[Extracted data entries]
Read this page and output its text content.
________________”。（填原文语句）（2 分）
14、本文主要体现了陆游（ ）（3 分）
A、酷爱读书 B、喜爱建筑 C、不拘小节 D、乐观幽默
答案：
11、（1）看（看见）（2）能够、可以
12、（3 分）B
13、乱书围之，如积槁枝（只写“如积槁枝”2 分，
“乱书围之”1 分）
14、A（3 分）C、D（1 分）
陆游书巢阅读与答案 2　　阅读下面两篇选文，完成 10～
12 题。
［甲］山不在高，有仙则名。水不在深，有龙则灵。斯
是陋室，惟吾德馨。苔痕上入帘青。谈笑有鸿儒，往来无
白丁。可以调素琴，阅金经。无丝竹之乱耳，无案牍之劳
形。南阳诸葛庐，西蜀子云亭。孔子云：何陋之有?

*Exercise*:
The listing above must be transcribed exactly, line by line.

*Full response*:
Read this page and output its text content.
________________”。（填原文语句）（2 分）
14、本文主要体现了陆游（ ）（3 分）
A、酷爱读书 B、喜爱建筑 C、不拘小节 D、乐观幽默
答案：
11、（1）看（看见）（2）能够、可以
12、（3 分）B
13、乱书围之，如积槁枝（只写“如积槁枝”2 分，
“乱书围之”1 分）
14、A（3 分）C、D（1 分）
陆游书巢阅读与答案 2　　阅读下面两篇选文，完成 10～
12 题。
［甲］山不在高，有仙则名。水不在深，有龙则灵。斯
是陋室，惟吾德馨。苔痕上入帘青。谈笑有鸿儒，往来无
白丁。可以调素琴，阅金经。无丝竹之乱耳，无案牍之劳
形。南阳诸葛庐，西蜀子云亭。孔子云：何陋之有?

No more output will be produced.